=== Stored data ===
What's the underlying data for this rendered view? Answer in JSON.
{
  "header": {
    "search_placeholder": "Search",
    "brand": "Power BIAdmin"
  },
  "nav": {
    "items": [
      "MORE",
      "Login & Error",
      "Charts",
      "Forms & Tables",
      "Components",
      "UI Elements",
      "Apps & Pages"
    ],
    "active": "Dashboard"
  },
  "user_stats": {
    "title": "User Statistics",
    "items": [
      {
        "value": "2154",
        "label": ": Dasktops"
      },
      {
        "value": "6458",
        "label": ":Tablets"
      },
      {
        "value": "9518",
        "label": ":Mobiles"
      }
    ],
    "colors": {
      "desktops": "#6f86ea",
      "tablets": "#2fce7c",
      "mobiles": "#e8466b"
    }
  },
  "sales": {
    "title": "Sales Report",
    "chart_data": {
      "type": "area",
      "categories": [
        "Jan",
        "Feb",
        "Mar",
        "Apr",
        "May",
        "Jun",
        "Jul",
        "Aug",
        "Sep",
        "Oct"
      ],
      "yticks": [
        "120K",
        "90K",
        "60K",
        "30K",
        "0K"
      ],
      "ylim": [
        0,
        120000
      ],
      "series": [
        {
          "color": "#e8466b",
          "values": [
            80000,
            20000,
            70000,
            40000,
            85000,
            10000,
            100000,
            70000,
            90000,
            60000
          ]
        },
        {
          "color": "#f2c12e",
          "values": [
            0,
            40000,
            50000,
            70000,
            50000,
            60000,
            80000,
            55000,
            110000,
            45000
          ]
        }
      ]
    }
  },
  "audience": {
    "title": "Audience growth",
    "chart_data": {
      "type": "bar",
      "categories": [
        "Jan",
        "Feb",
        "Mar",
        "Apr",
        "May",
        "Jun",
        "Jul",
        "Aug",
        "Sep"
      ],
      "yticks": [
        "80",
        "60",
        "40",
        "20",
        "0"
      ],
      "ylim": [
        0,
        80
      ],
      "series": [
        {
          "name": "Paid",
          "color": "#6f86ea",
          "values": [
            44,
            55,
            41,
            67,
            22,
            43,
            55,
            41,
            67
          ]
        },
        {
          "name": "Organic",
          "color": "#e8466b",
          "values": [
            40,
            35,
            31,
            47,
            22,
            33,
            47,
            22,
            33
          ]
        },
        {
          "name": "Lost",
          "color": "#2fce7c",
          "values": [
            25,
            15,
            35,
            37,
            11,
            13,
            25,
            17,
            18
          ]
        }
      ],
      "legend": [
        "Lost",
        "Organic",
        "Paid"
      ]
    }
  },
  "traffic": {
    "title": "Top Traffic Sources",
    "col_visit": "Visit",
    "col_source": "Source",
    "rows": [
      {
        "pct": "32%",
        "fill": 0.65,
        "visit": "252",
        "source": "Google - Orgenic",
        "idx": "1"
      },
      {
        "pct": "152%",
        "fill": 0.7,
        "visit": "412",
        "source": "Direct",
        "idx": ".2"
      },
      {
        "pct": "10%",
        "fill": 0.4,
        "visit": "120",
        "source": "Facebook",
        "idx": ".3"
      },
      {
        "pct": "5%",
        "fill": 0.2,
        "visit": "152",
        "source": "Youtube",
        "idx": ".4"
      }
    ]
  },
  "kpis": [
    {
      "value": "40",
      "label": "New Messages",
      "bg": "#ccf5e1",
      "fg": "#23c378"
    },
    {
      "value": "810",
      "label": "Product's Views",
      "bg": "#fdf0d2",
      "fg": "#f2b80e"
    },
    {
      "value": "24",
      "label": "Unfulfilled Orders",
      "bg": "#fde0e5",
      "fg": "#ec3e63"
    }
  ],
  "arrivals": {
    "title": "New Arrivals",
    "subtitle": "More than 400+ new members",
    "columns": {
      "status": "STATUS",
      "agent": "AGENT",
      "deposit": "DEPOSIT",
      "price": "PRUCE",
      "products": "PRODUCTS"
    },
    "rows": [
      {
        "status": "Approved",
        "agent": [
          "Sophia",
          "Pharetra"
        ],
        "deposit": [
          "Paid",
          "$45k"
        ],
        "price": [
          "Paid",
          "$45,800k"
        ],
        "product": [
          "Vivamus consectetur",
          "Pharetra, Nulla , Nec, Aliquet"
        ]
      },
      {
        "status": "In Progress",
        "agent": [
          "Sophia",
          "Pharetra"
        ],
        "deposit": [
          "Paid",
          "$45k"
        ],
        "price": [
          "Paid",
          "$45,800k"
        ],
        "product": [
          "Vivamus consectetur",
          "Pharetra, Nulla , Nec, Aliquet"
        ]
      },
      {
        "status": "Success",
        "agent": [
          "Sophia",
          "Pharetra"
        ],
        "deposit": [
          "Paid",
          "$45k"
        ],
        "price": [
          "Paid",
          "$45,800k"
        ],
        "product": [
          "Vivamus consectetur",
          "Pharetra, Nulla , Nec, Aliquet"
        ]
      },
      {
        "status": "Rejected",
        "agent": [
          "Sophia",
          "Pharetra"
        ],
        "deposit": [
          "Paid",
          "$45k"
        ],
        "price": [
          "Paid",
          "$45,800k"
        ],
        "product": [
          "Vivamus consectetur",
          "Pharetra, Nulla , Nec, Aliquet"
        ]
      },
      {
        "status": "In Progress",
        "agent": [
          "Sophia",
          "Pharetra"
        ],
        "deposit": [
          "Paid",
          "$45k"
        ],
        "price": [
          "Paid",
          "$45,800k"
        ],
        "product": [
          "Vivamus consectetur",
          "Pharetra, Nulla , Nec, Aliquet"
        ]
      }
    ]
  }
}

=== What you will do ===
Nothing in the listing may be changed; retype it all exactly.

=== Exercise output ===
What's the underlying data for this rendered view? Answer in JSON.
{
  "header": {
    "search_placeholder": "Search",
    "brand": "Power BIAdmin"
  },
  "nav": {
    "items": [
      "MORE",
      "Login & Error",
      "Charts",
      "Forms & Tables",
      "Components",
      "UI Elements",
      "Apps & Pages"
    ],
    "active": "Dashboard"
  },
  "user_stats": {
    "title": "User Statistics",
    "items": [
      {
        "value": "2154",
        "label": ": Dasktops"
      },
      {
        "value": "6458",
        "label": ":Tablets"
      },
      {
        "value": "9518",
        "label": ":Mobiles"
      }
    ],
    "colors": {
      "desktops": "#6f86ea",
      "tablets": "#2fce7c",
      "mobiles": "#e8466b"
    }
  },
  "sales": {
    "title": "Sales Report",
    "chart_data": {
      "type": "area",
      "categories": [
        "Jan",
        "Feb",
        "Mar",
        "Apr",
        "May",
        "Jun",
        "Jul",
        "Aug",
        "Sep",
        "Oct"
      ],
      "yticks": [
        "120K",
        "90K",
        "60K",
        "30K",
        "0K"
      ],
      "ylim": [
        0,
        120000
      ],
      "series": [
        {
          "color": "#e8466b",
          "values": [
            80000,
            20000,
            70000,
            40000,
            85000,
            10000,
            100000,
            70000,
            90000,
            60000
          ]
        },
        {
          "color": "#f2c12e",
          "values": [
            0,
            40000,
            50000,
            70000,
            50000,
            60000,
            80000,
            55000,
            110000,
            45000
          ]
        }
      ]
    }
  },
  "audience": {
    "title": "Audience growth",
    "chart_data": {
      "type": "bar",
      "categories": [
        "Jan",
        "Feb",
        "Mar",
        "Apr",
        "May",
        "Jun",
        "Jul",
        "Aug",
        "Sep"
      ],
      "yticks": [
        "80",
        "60",
        "40",
        "20",
        "0"
      ],
      "ylim": [
        0,
        80
      ],
      "series": [
        {
          "name": "Paid",
          "color": "#6f86ea",
          "values": [
            44,
            55,
            41,
            67,
            22,
            43,
            55,
            41,
            67
          ]
        },
        {
          "name": "Organic",
          "color": "#e8466b",
          "values": [
            40,
            35,
            31,
            47,
            22,
            33,
            47,
            22,
            33
          ]
        },
        {
          "name": "Lost",
          "color": "#2fce7c",
          "values": [
            25,
            15,
            35,
            37,
            11,
            13,
            25,
            17,
            18
          ]
        }
      ],
      "legend": [
        "Lost",
        "Organic",
        "Paid"
      ]
    }
  },
  "traffic": {
    "title": "Top Traffic Sources",
    "col_visit": "Visit",
    "col_source": "Source",
    "rows": [
      {
        "pct": "32%",
        "fill": 0.65,
        "visit": "252",
        "source": "Google - Orgenic",
        "idx": "1"
      },
      {
        "pct": "152%",
        "fill": 0.7,
        "visit": "412",
        "source": "Direct",
        "idx": ".2"
      },
      {
        "pct": "10%",
        "fill": 0.4,
        "visit": "120",
        "source": "Facebook",
        "idx": ".3"
      },
      {
        "pct": "5%",
        "fill": 0.2,
        "visit": "152",
        "source": "Youtube",
        "idx": ".4"
      }
    ]
  },
  "kpis": [
    {
      "value": "40",
      "label": "New Messages",
      "bg": "#ccf5e1",
      "fg": "#23c378"
    },
    {
      "value": "810",
      "label": "Product's Views",
      "bg": "#fdf0d2",
      "fg": "#f2b80e"
    },
    {
      "value": "24",
      "label": "Unfulfilled Orders",
      "bg": "#fde0e5",
      "fg": "#ec3e63"
    }
  ],
  "arrivals": {
    "title": "New Arrivals",
    "subtitle": "More than 400+ new members",
    "columns": {
      "status": "STATUS",
      "agent": "AGENT",
      "deposit": "DEPOSIT",
      "price": "PRUCE",
      "products": "PRODUCTS"
    },
    "rows": [
      {
        "status": "Approved",
        "agent": [
          "Sophia",
          "Pharetra"
        ],
        "deposit": [
          "Paid",
          "$45k"
        ],
        "price": [
          "Paid",
          "$45,800k"
        ],
        "product": [
          "Vivamus consectetur",
          "Pharetra, Nulla , Nec, Aliquet"
        ]
      },
      {
        "status": "In Progress",
        "agent": [
          "Sophia",
          "Pharetra"
        ],
        "deposit": [
          "Paid",
          "$45k"
        ],
        "price": [
          "Paid",
          "$45,800k"
        ],
        "product": [
          "Vivamus consectetur",
          "Pharetra, Nulla , Nec, Aliquet"
        ]
      },
      {
        "status": "Success",
        "agent": [
          "Sophia",
          "Pharetra"
        ],
        "deposit": [
          "Paid",
          "$45k"
        ],
        "price": [
          "Paid",
          "$45,800k"
        ],
        "product": [
          "Vivamus consectetur",
          "Pharetra, Nulla , Nec, Aliquet"
        ]
      },
      {
        "status": "Rejected",
        "agent": [
          "Sophia",
          "Pharetra"
        ],
        "deposit": [
          "Paid",
          "$45k"
        ],
        "price": [
          "Paid",
          "$45,800k"
        ],
        "product": [
          "Vivamus consectetur",
          "Pharetra, Nulla , Nec, Aliquet"
        ]
      },
      {
        "status": "In Progress",
        "agent": [
          "Sophia",
          "Pharetra"
        ],
        "deposit": [
          "Paid",
          "$45k"
        ],
        "price": [
          "Paid",
          "$45,800k"
        ],
        "product": [
          "Vivamus consectetur",
          "Pharetra, Nulla , Nec, Aliquet"
        ]
      }
    ]
  }
}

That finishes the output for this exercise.